- TEXT EXCERPT
--*--
What I find significant about these particular variants of complex systems theory in the realm of finance is that while the models acknowledge the existence of an uncertain world, they nevertheless retain an orientation toward the normative, or at the very least, the reiteration of norms which unfold as more or less stable but future-oriented systems of production and reproduction.

While fractals are often assumed to be outside the logic of reproduction, an infinite and wild variation that might be juxtaposed to the reproduction of norms, Mandelbrot’s fractals distinguished themselves from the “pathological curve” by introducing (as he puts it) “renormalization.” Renormalization makes the pattern scalable, sans the actual mutation of wild variation that, in any event, may have been taken as an initial point of departure. Fractal models are self-similar. For Haldane, the network theory of finance is directed toward identifying – in his words – the “promiscuous super-spreaders” as part of an epidemiological exercise in managing the spread of contagion through the network.
--*--
- RECORDS FOR THIS EXERCISE
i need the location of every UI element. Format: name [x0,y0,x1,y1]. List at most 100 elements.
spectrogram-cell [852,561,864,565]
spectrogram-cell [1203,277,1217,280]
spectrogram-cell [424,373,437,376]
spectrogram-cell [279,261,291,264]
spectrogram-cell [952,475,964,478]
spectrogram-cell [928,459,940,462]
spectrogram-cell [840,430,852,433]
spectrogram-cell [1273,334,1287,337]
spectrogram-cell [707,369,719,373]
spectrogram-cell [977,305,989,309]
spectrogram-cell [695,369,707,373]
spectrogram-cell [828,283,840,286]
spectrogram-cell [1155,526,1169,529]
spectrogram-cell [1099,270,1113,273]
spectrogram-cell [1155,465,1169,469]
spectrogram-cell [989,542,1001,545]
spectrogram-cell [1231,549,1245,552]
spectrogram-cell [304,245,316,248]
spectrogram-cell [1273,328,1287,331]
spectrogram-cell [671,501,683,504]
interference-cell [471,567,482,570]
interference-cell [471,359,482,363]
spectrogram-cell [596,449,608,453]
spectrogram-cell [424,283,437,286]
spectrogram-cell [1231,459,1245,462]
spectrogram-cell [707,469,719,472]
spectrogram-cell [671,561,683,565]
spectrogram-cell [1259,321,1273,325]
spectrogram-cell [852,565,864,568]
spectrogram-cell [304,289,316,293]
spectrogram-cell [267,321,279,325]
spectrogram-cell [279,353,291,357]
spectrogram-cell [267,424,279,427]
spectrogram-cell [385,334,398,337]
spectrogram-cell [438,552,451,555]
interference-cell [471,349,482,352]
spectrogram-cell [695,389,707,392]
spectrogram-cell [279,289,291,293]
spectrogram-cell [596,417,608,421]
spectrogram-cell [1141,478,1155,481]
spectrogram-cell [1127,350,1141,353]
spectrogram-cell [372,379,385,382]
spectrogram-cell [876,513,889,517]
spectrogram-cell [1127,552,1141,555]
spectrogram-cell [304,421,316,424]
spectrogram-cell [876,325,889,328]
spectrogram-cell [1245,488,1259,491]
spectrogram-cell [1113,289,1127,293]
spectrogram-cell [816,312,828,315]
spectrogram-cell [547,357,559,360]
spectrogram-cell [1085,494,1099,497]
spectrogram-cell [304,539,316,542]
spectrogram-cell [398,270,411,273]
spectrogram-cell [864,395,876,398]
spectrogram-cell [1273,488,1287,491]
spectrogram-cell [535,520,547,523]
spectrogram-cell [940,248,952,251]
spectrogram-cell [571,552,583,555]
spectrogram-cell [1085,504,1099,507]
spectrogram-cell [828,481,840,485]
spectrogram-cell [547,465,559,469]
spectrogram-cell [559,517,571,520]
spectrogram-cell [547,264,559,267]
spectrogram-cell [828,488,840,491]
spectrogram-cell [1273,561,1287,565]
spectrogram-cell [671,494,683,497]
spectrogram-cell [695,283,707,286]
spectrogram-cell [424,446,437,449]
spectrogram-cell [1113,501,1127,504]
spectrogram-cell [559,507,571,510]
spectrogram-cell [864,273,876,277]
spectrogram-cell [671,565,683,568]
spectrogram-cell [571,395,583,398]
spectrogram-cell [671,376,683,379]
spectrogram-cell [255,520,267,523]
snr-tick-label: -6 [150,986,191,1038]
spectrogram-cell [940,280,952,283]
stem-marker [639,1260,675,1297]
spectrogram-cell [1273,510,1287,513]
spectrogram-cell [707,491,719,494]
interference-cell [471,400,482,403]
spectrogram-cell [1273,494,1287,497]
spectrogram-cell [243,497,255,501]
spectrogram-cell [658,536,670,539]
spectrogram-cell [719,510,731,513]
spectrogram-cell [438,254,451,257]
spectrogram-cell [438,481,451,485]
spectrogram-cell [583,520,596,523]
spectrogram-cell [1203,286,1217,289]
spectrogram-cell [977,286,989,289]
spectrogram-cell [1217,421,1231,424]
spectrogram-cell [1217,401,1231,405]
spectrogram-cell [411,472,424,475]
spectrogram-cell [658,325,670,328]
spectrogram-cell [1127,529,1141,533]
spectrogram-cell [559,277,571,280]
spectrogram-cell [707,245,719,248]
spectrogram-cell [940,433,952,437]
--*--
- EXERCISES TO COMPLETE
1. Starting with the first of the rows and going on through the line with "spectrogram-cell [671,561,683,565]", write those lines out again with "interference-cell" swapped for "noise-cell" and nothing else changed.
2. Carry on the passage about complex systems theory in finance from its last sentence.

- THE ANSWERS
1.
i need the location of every UI element. Format: name [x0,y0,x1,y1]. List at most 100 elements.
spectrogram-cell [852,561,864,565]
spectrogram-cell [1203,277,1217,280]
spectrogram-cell [424,373,437,376]
spectrogram-cell [279,261,291,264]
spectrogram-cell [952,475,964,478]
spectrogram-cell [928,459,940,462]
spectrogram-cell [840,430,852,433]
spectrogram-cell [1273,334,1287,337]
spectrogram-cell [707,369,719,373]
spectrogram-cell [977,305,989,309]
spectrogram-cell [695,369,707,373]
spectrogram-cell [828,283,840,286]
spectrogram-cell [1155,526,1169,529]
spectrogram-cell [1099,270,1113,273]
spectrogram-cell [1155,465,1169,469]
spectrogram-cell [989,542,1001,545]
spectrogram-cell [1231,549,1245,552]
spectrogram-cell [304,245,316,248]
spectrogram-cell [1273,328,1287,331]
spectrogram-cell [671,501,683,504]
noise-cell [471,567,482,570]
noise-cell [471,359,482,363]
spectrogram-cell [596,449,608,453]
spectrogram-cell [424,283,437,286]
spectrogram-cell [1231,459,1245,462]
spectrogram-cell [707,469,719,472]
spectrogram-cell [671,561,683,565]

2.
Haldane’s work sits at the intersection between virology and epidemiology, contra Derrida’s insistence on their opposition. The most recent innovation in epidemiology is that of “fractal epidemiology,” which places an emphasis on using fractals (causative complexity) to discern – through the use of computer modelling – the spread of contagion and risk. Fractal epidemiology, as compared to earlier epidemiological models, increases causal complexity rather than abandoning determinism as such, while stressing the distribution of risk in nonlinear terms. As in the field of fractal ecology, and that of fractal finance, the question of borders, norms and contagion remains intact, which is to say: fractal modelling seeks to recognise the potential for contagion across more or less naturalised boundaries. Fractals comprehend the border as irregular and uncertain, but nevertheless as recomposable; just as, it might be noted, chaos theory proffers a theory of the order that emerges from disorder.

In other words, the more supposedly cutting-edge versions of financial risk management are preoccupied with identifying emerging or non-normative patterns of attachment, contact and flow in order to evaluate risk and restore norms and limits.

Does it need to be pointed out that this financial crisis was precipitated by increasingly shaky household foundations, millions of crises at the level of reproduction that became – because of the increasingly networked world of finance – a crisis of social reproduction?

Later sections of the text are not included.